Work request: A single number is wanted: how many lines of the data include the string "pointer".

######

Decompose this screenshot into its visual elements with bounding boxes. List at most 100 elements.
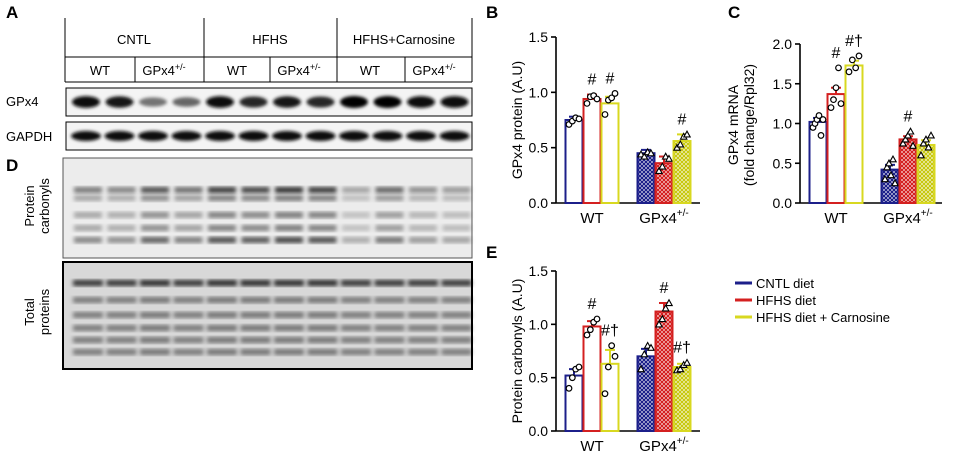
carbonyl-lane-band <box>241 195 270 201</box>
bar <box>654 310 674 432</box>
total-protein-lane-band <box>307 349 338 355</box>
carbonyl-lane-band <box>308 225 337 231</box>
data-point <box>886 170 896 179</box>
data-point <box>901 135 910 143</box>
total-protein-lane-band <box>140 312 170 318</box>
legend-label-hfhs: HFHS diet <box>756 293 816 308</box>
data-point <box>837 100 845 108</box>
y-axis-label: GPx4 mRNA(fold change/Rpl32) <box>725 64 757 186</box>
carbonyl-lane-band <box>275 237 303 243</box>
carbonyl-lane-band <box>342 237 370 243</box>
total-protein-lane-band <box>374 280 405 286</box>
total-protein-lane-band <box>240 349 271 355</box>
carbonyl-lane-band <box>208 237 236 243</box>
carbonyl-lane-band <box>208 187 236 193</box>
total-protein-lane-band <box>408 280 438 286</box>
total-protein-lane-band <box>73 280 103 286</box>
carbonyl-lane-band <box>442 212 471 218</box>
total-protein-lane-band <box>173 297 204 303</box>
gapdh-band <box>104 131 135 141</box>
y-tick-label: 2.0 <box>773 36 793 52</box>
data-point <box>604 363 612 371</box>
carbonyl-lane-band <box>208 195 236 201</box>
data-point <box>568 374 576 382</box>
total-protein-lane-band <box>207 337 237 343</box>
gapdh-band <box>71 131 101 141</box>
total-protein-lane-band <box>341 297 371 303</box>
x-category-label: WT <box>824 210 847 227</box>
total-protein-lane-band <box>274 297 304 303</box>
total-protein-lane-band <box>341 349 371 355</box>
blot-subgroup-wt: WT <box>360 63 380 78</box>
significance-mark: # <box>588 72 597 89</box>
bar <box>564 374 584 432</box>
carbonyl-lane-band <box>308 187 337 193</box>
carbonyl-lane-band <box>174 187 203 193</box>
legend-label-hfhs-carnosine: HFHS diet + Carnosine <box>756 310 890 325</box>
total-protein-lane-band <box>207 312 237 318</box>
significance-mark: #† <box>601 323 619 340</box>
total-protein-lane-band <box>441 280 472 286</box>
total-protein-lane-band <box>374 325 405 331</box>
total-protein-lane-band <box>73 297 103 303</box>
data-point <box>593 95 601 103</box>
carbonyl-lane-band <box>107 237 136 243</box>
carbonyl-lane-band <box>174 225 203 231</box>
data-point <box>852 64 860 72</box>
total-protein-lane-band <box>374 349 405 355</box>
d-label-total-proteins: Totalproteins <box>22 288 52 335</box>
gapdh-band <box>138 131 168 141</box>
y-tick-label: 0.5 <box>773 155 793 171</box>
total-protein-lane-band <box>274 325 304 331</box>
gpx4-band <box>440 96 469 108</box>
bar <box>636 152 656 204</box>
data-point <box>921 135 931 143</box>
blot-subgroup-gpx4: GPx4+/- <box>412 62 455 78</box>
total-protein-lane-band <box>274 280 304 286</box>
y-tick-label: 1.0 <box>529 84 549 100</box>
carbonyl-lane-band <box>308 195 337 201</box>
carbonyl-lane-band <box>241 212 270 218</box>
data-point <box>817 132 825 139</box>
carbonyl-lane-band <box>442 225 471 231</box>
y-tick-label: 0.5 <box>529 370 549 386</box>
data-point <box>855 52 863 60</box>
total-protein-lane-band <box>274 337 304 343</box>
total-protein-lane-band <box>73 349 103 355</box>
gpx4-band <box>105 96 134 108</box>
total-protein-lane-band <box>408 312 438 318</box>
carbonyl-lane-band <box>141 212 169 218</box>
total-protein-lane-band <box>106 280 137 286</box>
x-category-label: WT <box>580 210 603 227</box>
gpx4-band <box>139 97 167 107</box>
carbonyl-lane-band <box>375 195 404 201</box>
total-protein-lane-band <box>240 325 271 331</box>
gapdh-blot-strip <box>65 121 473 151</box>
total-protein-lane-band <box>274 312 304 318</box>
significance-mark: # <box>678 111 687 128</box>
data-point <box>916 150 926 159</box>
y-axis-label: Protein carbonyls (A.U) <box>509 279 525 424</box>
panel-letter-a: A <box>6 3 18 22</box>
bar <box>600 362 620 432</box>
carbonyl-lane-band <box>174 195 203 201</box>
data-point <box>848 56 856 64</box>
total-protein-lane-band <box>173 280 204 286</box>
carbonyl-lane-band <box>275 225 303 231</box>
total-protein-lane-band <box>441 312 472 318</box>
total-protein-lane-band <box>341 312 371 318</box>
data-point <box>583 331 591 339</box>
carbonyl-lane-band <box>442 237 471 243</box>
total-protein-lane-band <box>73 325 103 331</box>
data-point <box>888 154 898 163</box>
data-point <box>664 154 674 162</box>
data-point <box>898 139 908 147</box>
carbonyl-lane-band <box>141 225 169 231</box>
data-point <box>608 94 616 102</box>
gpx4-band <box>172 97 201 107</box>
carbonyl-lane-band <box>342 195 370 201</box>
total-protein-lane-band <box>374 312 405 318</box>
data-point <box>832 84 840 92</box>
significance-mark: #† <box>673 340 691 357</box>
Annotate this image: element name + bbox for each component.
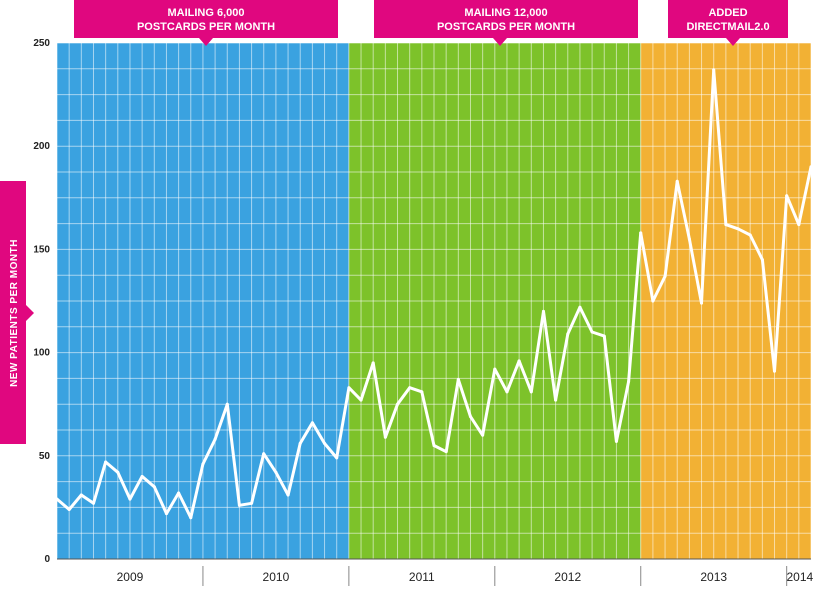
year-label: 2014 [786, 570, 813, 584]
data-point [79, 493, 83, 497]
data-point [213, 437, 217, 441]
data-point [152, 485, 156, 489]
data-point [456, 377, 460, 381]
data-point [639, 231, 643, 235]
data-point [590, 330, 594, 334]
data-point [420, 390, 424, 394]
data-point [116, 470, 120, 474]
callout-line2: POSTCARDS PER MONTH [137, 21, 275, 33]
y-axis-label-tab: NEW PATIENTS PER MONTH [0, 181, 34, 444]
data-point [468, 415, 472, 419]
data-point [578, 305, 582, 309]
data-point [237, 503, 241, 507]
callout-line2: POSTCARDS PER MONTH [437, 21, 575, 33]
data-point [651, 299, 655, 303]
year-label: 2009 [117, 570, 144, 584]
data-point [250, 501, 254, 505]
data-point [785, 194, 789, 198]
data-point [359, 398, 363, 402]
data-point [128, 497, 132, 501]
data-point [687, 237, 691, 241]
y-tick-label: 0 [44, 554, 50, 565]
y-axis-label: NEW PATIENTS PER MONTH [9, 239, 20, 387]
grid-lines [56, 42, 812, 560]
callout-line1: MAILING 12,000 [464, 7, 547, 19]
data-point [274, 470, 278, 474]
y-axis-ticks: 0 50 100 150 200 250 [33, 38, 50, 565]
data-point [760, 258, 764, 262]
series-layer [55, 68, 813, 520]
data-point [262, 452, 266, 456]
data-point [493, 367, 497, 371]
data-point [396, 402, 400, 406]
callouts: MAILING 6,000 POSTCARDS PER MONTH MAILING … [74, 0, 788, 46]
data-point [736, 227, 740, 231]
data-point [602, 334, 606, 338]
data-point [614, 439, 618, 443]
year-label: 2011 [409, 570, 435, 584]
data-point [383, 435, 387, 439]
data-point [773, 369, 777, 373]
data-point [408, 386, 412, 390]
y-tick-label: 50 [39, 451, 51, 462]
data-point [481, 433, 485, 437]
data-point [323, 441, 327, 445]
year-label: 2010 [263, 570, 290, 584]
data-point [517, 359, 521, 363]
callout-pointer [493, 38, 507, 46]
data-point [140, 474, 144, 478]
data-point [505, 390, 509, 394]
data-point [432, 443, 436, 447]
callout-line2: DIRECTMAIL2.0 [686, 21, 769, 33]
data-point [298, 441, 302, 445]
callout-box [74, 0, 338, 38]
data-point [225, 402, 229, 406]
data-point [748, 233, 752, 237]
year-label: 2012 [554, 570, 581, 584]
data-point [335, 456, 339, 460]
data-point [104, 460, 108, 464]
callout-pointer [726, 38, 740, 46]
data-point [627, 379, 631, 383]
data-point [724, 223, 728, 227]
data-point [67, 507, 71, 511]
data-point [164, 512, 168, 516]
data-point [566, 332, 570, 336]
callout-line1: MAILING 6,000 [167, 7, 244, 19]
data-point [529, 390, 533, 394]
ylabel-box [0, 181, 26, 444]
callout-box [668, 0, 788, 38]
callout-line1: ADDED [708, 7, 747, 19]
x-axis: 2009 2010 2011 2012 2013 2014 [57, 558, 814, 586]
y-tick-label: 250 [33, 38, 50, 49]
y-tick-label: 100 [33, 348, 50, 359]
data-point [91, 501, 95, 505]
data-point [700, 301, 704, 305]
data-point [371, 361, 375, 365]
y-tick-label: 150 [33, 244, 50, 255]
data-point [554, 398, 558, 402]
year-label: 2013 [700, 570, 727, 584]
data-point [797, 223, 801, 227]
ylabel-pointer [26, 305, 34, 321]
data-point [347, 386, 351, 390]
data-point [541, 309, 545, 313]
data-point [809, 165, 813, 169]
y-tick-label: 200 [33, 141, 50, 152]
callout-pointer [199, 38, 213, 46]
data-point [444, 450, 448, 454]
data-point [675, 179, 679, 183]
data-point [663, 274, 667, 278]
data-point [177, 491, 181, 495]
data-point [201, 462, 205, 466]
data-point [55, 497, 59, 501]
data-point [310, 421, 314, 425]
data-point [286, 493, 290, 497]
data-point [712, 68, 716, 72]
callout-box [374, 0, 638, 38]
data-point [189, 516, 193, 520]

######

Solution to the exercise: 4